SET OF TASKS:
**A.** In the MySQL update thread, how many rows did the original query run on locally, and how long did it take?
**B.** In the MySQL update thread, swap "bloody" for "single" and write out the passage that begins at the words "I ran that query" and stops after "quite a bit.".
**C.** Extend the MySQL update thread from where it stops.

EXTRACT TO READ:
====================
Reputation: 11303
I've added a field to a MySQL table. I need to populate the new column with the value from another table. Here is the query that I'd like to run:
UPDATE table1 t1
SET t1.user_id =
(
SELECT t2.user_id
FROM table2 t2
WHERE t2.usr_id = t1.usr_id
)
I ran that query locally on 239K rows and it took about 10 minutes. Before I do that on the live environment I wanted to ask if what I am doing looks ok i.e. does 10 minutes sound reasonable. Or should I do it another way, a php loop? a better query?
Upvotes: 2
Views: 270
Reputation: 95243
Use an UPDATE JOIN
! This will provide you a native inner join
to update from, rather than run the subquery for every bloody row. It tends to be much faster.
update table1 t1
inner join table2 t2 on
t1.usr_id = t2.usr_id
set t1.user_id = t2.user_id
Ensure that you have an index on each of the usr_id
columns, too. That will speed things up quite a bit.
====================
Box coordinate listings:
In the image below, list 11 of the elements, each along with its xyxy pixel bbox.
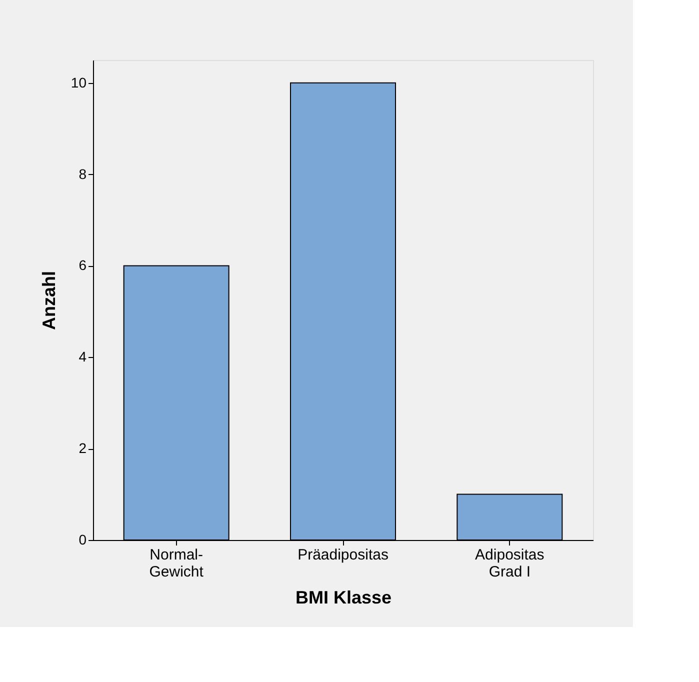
y-axis-title: Anzahl bbox=[38, 270, 59, 330]
x-axis-title: BMI Klasse bbox=[295, 588, 392, 608]
x-tick-label: Normal- Gewicht bbox=[149, 546, 204, 580]
y-tick-label: 6 bbox=[78, 257, 87, 274]
y-tick-label: 4 bbox=[78, 348, 87, 365]
y-tick-label: 8 bbox=[78, 166, 87, 182]
x-tick-label: Präadipositas bbox=[298, 546, 388, 564]
x-tick-label: Adipositas Grad I bbox=[475, 546, 544, 580]
y-tick-label: 10 bbox=[70, 74, 87, 90]
y-tick-label: 2 bbox=[78, 440, 87, 456]
y-tick-label: 0 bbox=[78, 532, 87, 548]
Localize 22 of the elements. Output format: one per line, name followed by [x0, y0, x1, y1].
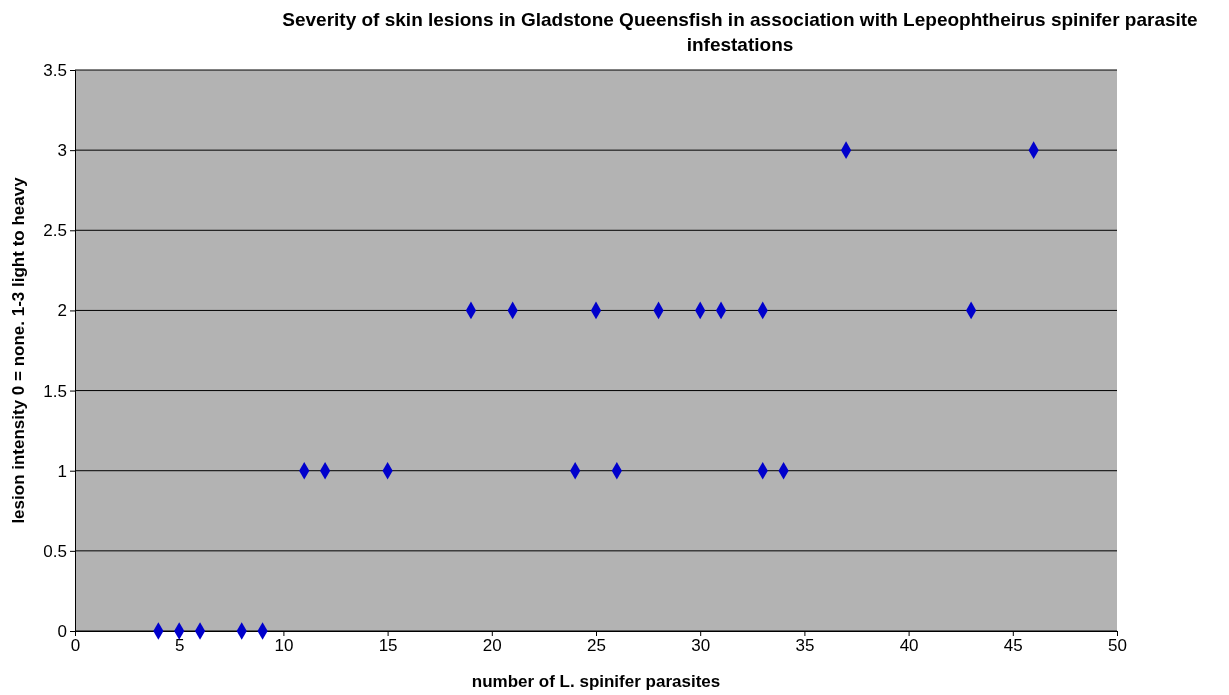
====================
RESULTS IN ORDER:
**A.** It ran on 239K rows and took about 10 minutes.

**B.**
I ran that query locally on 239K rows and it took about 10 minutes. Before I do that on the live environment I wanted to ask if what I am doing looks ok i.e. does 10 minutes sound reasonable. Or should I do it another way, a php loop? a better query?
Upvotes: 2
Views: 270
Reputation: 95243
Use an UPDATE JOIN
! This will provide you a native inner join
to update from, rather than run the subquery for every single row. It tends to be much faster.
update table1 t1
inner join table2 t2 on
t1.usr_id = t2.usr_id
set t1.user_id = t2.user_id
Ensure that you have an index on each of the usr_id
columns, too. That will speed things up quite a bit.

**C.**
If you have some rows that don't match up, and you want to set t1.user_id = null
, you will need to do a left join
in lieu of an inner join
. If the column is null
already, and you're just looking to update it to the values in t2
, use an inner join
, since it's faster.
I should make mention, for posterity, that this is MySQL syntax only. The other RDBMS's have different ways of doing an update join
.
Upvotes: 6
Reputation: 425863
You don't have an index on t2.usr_id
.
Create this index and run your query again, or a multiple-table UPDATE
proposed by @Eric
(with LEFT JOIN
, of course).
Note that MySQL
lacks other JOIN
methods than NESTED LOOPS
, so it's index that matters, not the UPDATE
syntax.
However, the multiple table UPDATE
is more readable.
Upvotes: 0
Reputation: 59633
There are two rather important pieces of information missing:
If table2
has an index that contains user_id
and usr_id
as the first two columns and table1
is indexed on user_id
, it shouldn't be that bad.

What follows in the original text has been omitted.